TASK GOAL:
Copy each line below without leaving any out.

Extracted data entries
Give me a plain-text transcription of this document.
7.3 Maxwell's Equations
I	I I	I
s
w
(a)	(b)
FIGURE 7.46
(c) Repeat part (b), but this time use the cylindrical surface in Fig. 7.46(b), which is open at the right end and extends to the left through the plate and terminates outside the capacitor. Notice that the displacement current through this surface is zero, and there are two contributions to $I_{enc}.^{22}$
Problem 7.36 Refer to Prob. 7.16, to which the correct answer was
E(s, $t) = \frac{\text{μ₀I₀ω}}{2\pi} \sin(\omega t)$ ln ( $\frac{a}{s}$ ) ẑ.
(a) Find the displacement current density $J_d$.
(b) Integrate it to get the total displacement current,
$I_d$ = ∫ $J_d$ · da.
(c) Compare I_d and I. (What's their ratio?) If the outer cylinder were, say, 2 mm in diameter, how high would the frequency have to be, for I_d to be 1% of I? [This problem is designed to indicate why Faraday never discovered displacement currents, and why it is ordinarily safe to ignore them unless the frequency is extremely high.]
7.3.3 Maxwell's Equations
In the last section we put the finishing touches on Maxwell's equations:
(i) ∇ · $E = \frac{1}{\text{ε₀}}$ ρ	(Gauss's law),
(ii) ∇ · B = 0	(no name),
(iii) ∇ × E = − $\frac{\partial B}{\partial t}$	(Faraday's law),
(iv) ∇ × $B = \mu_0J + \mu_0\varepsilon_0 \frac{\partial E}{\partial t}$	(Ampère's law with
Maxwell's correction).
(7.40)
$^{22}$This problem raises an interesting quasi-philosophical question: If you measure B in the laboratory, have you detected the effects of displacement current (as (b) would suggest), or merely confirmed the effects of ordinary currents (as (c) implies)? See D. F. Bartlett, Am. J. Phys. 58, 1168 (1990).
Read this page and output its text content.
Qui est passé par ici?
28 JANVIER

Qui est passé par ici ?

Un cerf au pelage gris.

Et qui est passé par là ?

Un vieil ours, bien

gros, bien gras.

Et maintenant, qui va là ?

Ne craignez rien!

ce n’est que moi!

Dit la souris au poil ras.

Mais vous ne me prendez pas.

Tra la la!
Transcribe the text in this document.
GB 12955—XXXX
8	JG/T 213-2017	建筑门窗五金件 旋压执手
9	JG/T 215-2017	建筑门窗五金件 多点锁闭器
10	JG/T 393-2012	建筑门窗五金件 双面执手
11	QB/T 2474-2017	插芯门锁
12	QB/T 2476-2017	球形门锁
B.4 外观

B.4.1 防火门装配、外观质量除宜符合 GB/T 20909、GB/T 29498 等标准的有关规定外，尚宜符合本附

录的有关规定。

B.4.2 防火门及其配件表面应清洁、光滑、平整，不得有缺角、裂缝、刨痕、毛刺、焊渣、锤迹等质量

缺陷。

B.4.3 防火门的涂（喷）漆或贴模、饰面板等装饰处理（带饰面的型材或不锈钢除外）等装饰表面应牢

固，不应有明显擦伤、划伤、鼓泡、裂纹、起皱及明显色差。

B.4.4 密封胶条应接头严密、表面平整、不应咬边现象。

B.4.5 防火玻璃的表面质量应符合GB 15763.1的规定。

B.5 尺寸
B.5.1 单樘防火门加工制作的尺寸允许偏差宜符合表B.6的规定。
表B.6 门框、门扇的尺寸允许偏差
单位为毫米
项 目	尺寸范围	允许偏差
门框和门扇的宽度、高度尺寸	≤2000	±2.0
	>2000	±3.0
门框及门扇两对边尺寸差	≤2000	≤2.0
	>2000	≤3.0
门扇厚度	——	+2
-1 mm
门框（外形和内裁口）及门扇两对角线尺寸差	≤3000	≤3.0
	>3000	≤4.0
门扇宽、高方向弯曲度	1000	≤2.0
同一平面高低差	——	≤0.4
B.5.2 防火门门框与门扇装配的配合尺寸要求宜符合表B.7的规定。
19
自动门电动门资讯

TASK RESPONSE:
Give me a plain-text transcription of this document.
7.3 Maxwell's Equations
I	I I	I
s
w
(a)	(b)
FIGURE 7.46
(c) Repeat part (b), but this time use the cylindrical surface in Fig. 7.46(b), which is open at the right end and extends to the left through the plate and terminates outside the capacitor. Notice that the displacement current through this surface is zero, and there are two contributions to $I_{enc}.^{22}$
Problem 7.36 Refer to Prob. 7.16, to which the correct answer was
E(s, $t) = \frac{\text{μ₀I₀ω}}{2\pi} \sin(\omega t)$ ln ( $\frac{a}{s}$ ) ẑ.
(a) Find the displacement current density $J_d$.
(b) Integrate it to get the total displacement current,
$I_d$ = ∫ $J_d$ · da.
(c) Compare I_d and I. (What's their ratio?) If the outer cylinder were, say, 2 mm in diameter, how high would the frequency have to be, for I_d to be 1% of I? [This problem is designed to indicate why Faraday never discovered displacement currents, and why it is ordinarily safe to ignore them unless the frequency is extremely high.]
7.3.3 Maxwell's Equations
In the last section we put the finishing touches on Maxwell's equations:
(i) ∇ · $E = \frac{1}{\text{ε₀}}$ ρ	(Gauss's law),
(ii) ∇ · B = 0	(no name),
(iii) ∇ × E = − $\frac{\partial B}{\partial t}$	(Faraday's law),
(iv) ∇ × $B = \mu_0J + \mu_0\varepsilon_0 \frac{\partial E}{\partial t}$	(Ampère's law with
Maxwell's correction).
(7.40)
$^{22}$This problem raises an interesting quasi-philosophical question: If you measure B in the laboratory, have you detected the effects of displacement current (as (b) would suggest), or merely confirmed the effects of ordinary currents (as (c) implies)? See D. F. Bartlett, Am. J. Phys. 58, 1168 (1990).
Read this page and output its text content.
Qui est passé par ici?
28 JANVIER

Qui est passé par ici ?

Un cerf au pelage gris.

Et qui est passé par là ?

Un vieil ours, bien

gros, bien gras.

Et maintenant, qui va là ?

Ne craignez rien!

ce n’est que moi!

Dit la souris au poil ras.

Mais vous ne me prendez pas.

Tra la la!
Transcribe the text in this document.
GB 12955—XXXX
8	JG/T 213-2017	建筑门窗五金件 旋压执手
9	JG/T 215-2017	建筑门窗五金件 多点锁闭器
10	JG/T 393-2012	建筑门窗五金件 双面执手
11	QB/T 2474-2017	插芯门锁
12	QB/T 2476-2017	球形门锁
B.4 外观

B.4.1 防火门装配、外观质量除宜符合 GB/T 20909、GB/T 29498 等标准的有关规定外，尚宜符合本附

录的有关规定。

B.4.2 防火门及其配件表面应清洁、光滑、平整，不得有缺角、裂缝、刨痕、毛刺、焊渣、锤迹等质量

缺陷。

B.4.3 防火门的涂（喷）漆或贴模、饰面板等装饰处理（带饰面的型材或不锈钢除外）等装饰表面应牢

固，不应有明显擦伤、划伤、鼓泡、裂纹、起皱及明显色差。

B.4.4 密封胶条应接头严密、表面平整、不应咬边现象。

B.4.5 防火玻璃的表面质量应符合GB 15763.1的规定。

B.5 尺寸
B.5.1 单樘防火门加工制作的尺寸允许偏差宜符合表B.6的规定。
表B.6 门框、门扇的尺寸允许偏差
单位为毫米
项 目	尺寸范围	允许偏差
门框和门扇的宽度、高度尺寸	≤2000	±2.0
	>2000	±3.0
门框及门扇两对边尺寸差	≤2000	≤2.0
	>2000	≤3.0
门扇厚度	——	+2
-1 mm
门框（外形和内裁口）及门扇两对角线尺寸差	≤3000	≤3.0
	>3000	≤4.0
门扇宽、高方向弯曲度	1000	≤2.0
同一平面高低差	——	≤0.4
B.5.2 防火门门框与门扇装配的配合尺寸要求宜符合表B.7的规定。
19
自动门电动门资讯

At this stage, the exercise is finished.